## RECORDS FOR THE TASK
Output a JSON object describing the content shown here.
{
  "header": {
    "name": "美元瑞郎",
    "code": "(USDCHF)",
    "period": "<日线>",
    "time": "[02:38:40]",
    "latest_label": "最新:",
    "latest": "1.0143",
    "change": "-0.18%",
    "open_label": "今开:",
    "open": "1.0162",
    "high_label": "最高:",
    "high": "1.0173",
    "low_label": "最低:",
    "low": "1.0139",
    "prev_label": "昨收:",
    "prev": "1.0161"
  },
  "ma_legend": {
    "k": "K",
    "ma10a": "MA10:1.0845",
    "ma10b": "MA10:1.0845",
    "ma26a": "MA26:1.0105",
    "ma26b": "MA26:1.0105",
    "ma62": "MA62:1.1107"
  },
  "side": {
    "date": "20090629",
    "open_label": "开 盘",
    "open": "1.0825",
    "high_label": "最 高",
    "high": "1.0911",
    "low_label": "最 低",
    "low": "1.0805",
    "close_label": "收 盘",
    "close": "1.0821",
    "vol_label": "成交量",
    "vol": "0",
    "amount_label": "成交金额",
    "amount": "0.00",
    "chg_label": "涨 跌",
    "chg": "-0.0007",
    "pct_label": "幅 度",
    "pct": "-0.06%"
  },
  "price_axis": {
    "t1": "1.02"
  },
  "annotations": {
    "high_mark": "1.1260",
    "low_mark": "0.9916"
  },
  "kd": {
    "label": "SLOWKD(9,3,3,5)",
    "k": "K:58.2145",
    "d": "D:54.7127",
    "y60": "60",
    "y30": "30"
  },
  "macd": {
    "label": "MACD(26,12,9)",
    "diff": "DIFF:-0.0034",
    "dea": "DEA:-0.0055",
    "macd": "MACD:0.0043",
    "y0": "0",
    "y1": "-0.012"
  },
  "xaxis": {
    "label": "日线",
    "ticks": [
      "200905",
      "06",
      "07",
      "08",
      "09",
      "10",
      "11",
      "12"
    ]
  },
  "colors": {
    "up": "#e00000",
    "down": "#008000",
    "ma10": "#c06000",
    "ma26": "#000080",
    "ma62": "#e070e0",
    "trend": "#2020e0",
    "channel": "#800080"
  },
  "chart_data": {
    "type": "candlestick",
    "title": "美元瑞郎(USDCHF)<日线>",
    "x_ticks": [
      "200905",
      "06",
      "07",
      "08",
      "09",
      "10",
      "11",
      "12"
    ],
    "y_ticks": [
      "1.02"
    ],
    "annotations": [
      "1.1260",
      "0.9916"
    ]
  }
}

## INSTRUCTION
Restate all of the entries exactly, please.

## WRITTEN RESPONSE
Output a JSON object describing the content shown here.
{
  "header": {
    "name": "美元瑞郎",
    "code": "(USDCHF)",
    "period": "<日线>",
    "time": "[02:38:40]",
    "latest_label": "最新:",
    "latest": "1.0143",
    "change": "-0.18%",
    "open_label": "今开:",
    "open": "1.0162",
    "high_label": "最高:",
    "high": "1.0173",
    "low_label": "最低:",
    "low": "1.0139",
    "prev_label": "昨收:",
    "prev": "1.0161"
  },
  "ma_legend": {
    "k": "K",
    "ma10a": "MA10:1.0845",
    "ma10b": "MA10:1.0845",
    "ma26a": "MA26:1.0105",
    "ma26b": "MA26:1.0105",
    "ma62": "MA62:1.1107"
  },
  "side": {
    "date": "20090629",
    "open_label": "开 盘",
    "open": "1.0825",
    "high_label": "最 高",
    "high": "1.0911",
    "low_label": "最 低",
    "low": "1.0805",
    "close_label": "收 盘",
    "close": "1.0821",
    "vol_label": "成交量",
    "vol": "0",
    "amount_label": "成交金额",
    "amount": "0.00",
    "chg_label": "涨 跌",
    "chg": "-0.0007",
    "pct_label": "幅 度",
    "pct": "-0.06%"
  },
  "price_axis": {
    "t1": "1.02"
  },
  "annotations": {
    "high_mark": "1.1260",
    "low_mark": "0.9916"
  },
  "kd": {
    "label": "SLOWKD(9,3,3,5)",
    "k": "K:58.2145",
    "d": "D:54.7127",
    "y60": "60",
    "y30": "30"
  },
  "macd": {
    "label": "MACD(26,12,9)",
    "diff": "DIFF:-0.0034",
    "dea": "DEA:-0.0055",
    "macd": "MACD:0.0043",
    "y0": "0",
    "y1": "-0.012"
  },
  "xaxis": {
    "label": "日线",
    "ticks": [
      "200905",
      "06",
      "07",
      "08",
      "09",
      "10",
      "11",
      "12"
    ]
  },
  "colors": {
    "up": "#e00000",
    "down": "#008000",
    "ma10": "#c06000",
    "ma26": "#000080",
    "ma62": "#e070e0",
    "trend": "#2020e0",
    "channel": "#800080"
  },
  "chart_data": {
    "type": "candlestick",
    "title": "美元瑞郎(USDCHF)<日线>",
    "x_ticks": [
      "200905",
      "06",
      "07",
      "08",
      "09",
      "10",
      "11",
      "12"
    ],
    "y_ticks": [
      "1.02"
    ],
    "annotations": [
      "1.1260",
      "0.9916"
    ]
  }
}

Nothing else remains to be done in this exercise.